GIVEN EXERCISE →
Write out the listing exactly as it is given.

SOURCE RECORDS →

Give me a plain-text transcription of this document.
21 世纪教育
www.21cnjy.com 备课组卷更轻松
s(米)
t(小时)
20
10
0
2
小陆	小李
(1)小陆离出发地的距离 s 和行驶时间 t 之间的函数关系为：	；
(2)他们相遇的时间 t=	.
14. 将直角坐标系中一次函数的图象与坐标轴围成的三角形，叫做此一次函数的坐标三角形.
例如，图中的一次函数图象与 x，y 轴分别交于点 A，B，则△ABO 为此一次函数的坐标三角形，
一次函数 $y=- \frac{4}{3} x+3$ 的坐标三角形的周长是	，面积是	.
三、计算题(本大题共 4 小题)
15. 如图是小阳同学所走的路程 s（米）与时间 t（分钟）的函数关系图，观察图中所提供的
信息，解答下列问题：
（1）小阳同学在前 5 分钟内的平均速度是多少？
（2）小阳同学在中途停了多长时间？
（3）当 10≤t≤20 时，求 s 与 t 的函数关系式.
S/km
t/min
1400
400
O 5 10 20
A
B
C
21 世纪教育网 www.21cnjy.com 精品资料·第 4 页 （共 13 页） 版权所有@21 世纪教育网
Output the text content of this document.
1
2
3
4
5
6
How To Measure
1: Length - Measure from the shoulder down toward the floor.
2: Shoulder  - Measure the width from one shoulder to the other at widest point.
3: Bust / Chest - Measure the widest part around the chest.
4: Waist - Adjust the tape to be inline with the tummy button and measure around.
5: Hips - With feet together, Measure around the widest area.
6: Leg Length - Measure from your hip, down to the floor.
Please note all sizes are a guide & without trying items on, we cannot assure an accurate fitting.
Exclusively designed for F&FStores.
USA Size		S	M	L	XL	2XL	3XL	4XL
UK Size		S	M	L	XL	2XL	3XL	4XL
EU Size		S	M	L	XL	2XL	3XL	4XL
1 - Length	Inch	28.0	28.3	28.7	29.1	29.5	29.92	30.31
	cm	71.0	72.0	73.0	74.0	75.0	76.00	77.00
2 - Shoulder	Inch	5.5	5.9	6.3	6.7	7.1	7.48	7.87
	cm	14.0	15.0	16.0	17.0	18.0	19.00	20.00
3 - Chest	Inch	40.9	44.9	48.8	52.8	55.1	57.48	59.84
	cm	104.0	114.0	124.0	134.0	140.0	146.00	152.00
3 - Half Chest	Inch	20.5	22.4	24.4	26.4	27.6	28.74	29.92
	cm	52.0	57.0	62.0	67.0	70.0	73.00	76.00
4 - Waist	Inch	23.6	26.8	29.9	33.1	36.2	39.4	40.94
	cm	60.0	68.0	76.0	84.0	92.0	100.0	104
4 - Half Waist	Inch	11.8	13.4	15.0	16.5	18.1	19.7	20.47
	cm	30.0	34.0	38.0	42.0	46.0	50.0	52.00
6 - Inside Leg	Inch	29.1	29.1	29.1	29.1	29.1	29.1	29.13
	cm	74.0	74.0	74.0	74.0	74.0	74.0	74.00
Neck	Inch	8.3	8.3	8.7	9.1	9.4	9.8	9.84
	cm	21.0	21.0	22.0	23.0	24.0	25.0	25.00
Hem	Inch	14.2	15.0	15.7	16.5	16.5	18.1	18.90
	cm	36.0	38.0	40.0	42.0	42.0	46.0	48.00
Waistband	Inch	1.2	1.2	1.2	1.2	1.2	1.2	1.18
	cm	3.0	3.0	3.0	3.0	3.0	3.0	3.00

RESULT FOR THIS TASK →
Give me a plain-text transcription of this document.
21 世纪教育
www.21cnjy.com 备课组卷更轻松
s(米)
t(小时)
20
10
0
2
小陆	小李
(1)小陆离出发地的距离 s 和行驶时间 t 之间的函数关系为：	；
(2)他们相遇的时间 t=	.
14. 将直角坐标系中一次函数的图象与坐标轴围成的三角形，叫做此一次函数的坐标三角形.
例如，图中的一次函数图象与 x，y 轴分别交于点 A，B，则△ABO 为此一次函数的坐标三角形，
一次函数 $y=- \frac{4}{3} x+3$ 的坐标三角形的周长是	，面积是	.
三、计算题(本大题共 4 小题)
15. 如图是小阳同学所走的路程 s（米）与时间 t（分钟）的函数关系图，观察图中所提供的
信息，解答下列问题：
（1）小阳同学在前 5 分钟内的平均速度是多少？
（2）小阳同学在中途停了多长时间？
（3）当 10≤t≤20 时，求 s 与 t 的函数关系式.
S/km
t/min
1400
400
O 5 10 20
A
B
C
21 世纪教育网 www.21cnjy.com 精品资料·第 4 页 （共 13 页） 版权所有@21 世纪教育网
Output the text content of this document.
1
2
3
4
5
6
How To Measure
1: Length - Measure from the shoulder down toward the floor.
2: Shoulder  - Measure the width from one shoulder to the other at widest point.
3: Bust / Chest - Measure the widest part around the chest.
4: Waist - Adjust the tape to be inline with the tummy button and measure around.
5: Hips - With feet together, Measure around the widest area.
6: Leg Length - Measure from your hip, down to the floor.
Please note all sizes are a guide & without trying items on, we cannot assure an accurate fitting.
Exclusively designed for F&FStores.
USA Size		S	M	L	XL	2XL	3XL	4XL
UK Size		S	M	L	XL	2XL	3XL	4XL
EU Size		S	M	L	XL	2XL	3XL	4XL
1 - Length	Inch	28.0	28.3	28.7	29.1	29.5	29.92	30.31
	cm	71.0	72.0	73.0	74.0	75.0	76.00	77.00
2 - Shoulder	Inch	5.5	5.9	6.3	6.7	7.1	7.48	7.87
	cm	14.0	15.0	16.0	17.0	18.0	19.00	20.00
3 - Chest	Inch	40.9	44.9	48.8	52.8	55.1	57.48	59.84
	cm	104.0	114.0	124.0	134.0	140.0	146.00	152.00
3 - Half Chest	Inch	20.5	22.4	24.4	26.4	27.6	28.74	29.92
	cm	52.0	57.0	62.0	67.0	70.0	73.00	76.00
4 - Waist	Inch	23.6	26.8	29.9	33.1	36.2	39.4	40.94
	cm	60.0	68.0	76.0	84.0	92.0	100.0	104
4 - Half Waist	Inch	11.8	13.4	15.0	16.5	18.1	19.7	20.47
	cm	30.0	34.0	38.0	42.0	46.0	50.0	52.00
6 - Inside Leg	Inch	29.1	29.1	29.1	29.1	29.1	29.1	29.13
	cm	74.0	74.0	74.0	74.0	74.0	74.0	74.00
Neck	Inch	8.3	8.3	8.7	9.1	9.4	9.8	9.84
	cm	21.0	21.0	22.0	23.0	24.0	25.0	25.00
Hem	Inch	14.2	15.0	15.7	16.5	16.5	18.1	18.90
	cm	36.0	38.0	40.0	42.0	42.0	46.0	48.00
Waistband	Inch	1.2	1.2	1.2	1.2	1.2	1.2	1.18
	cm	3.0	3.0	3.0	3.0	3.0	3.0	3.00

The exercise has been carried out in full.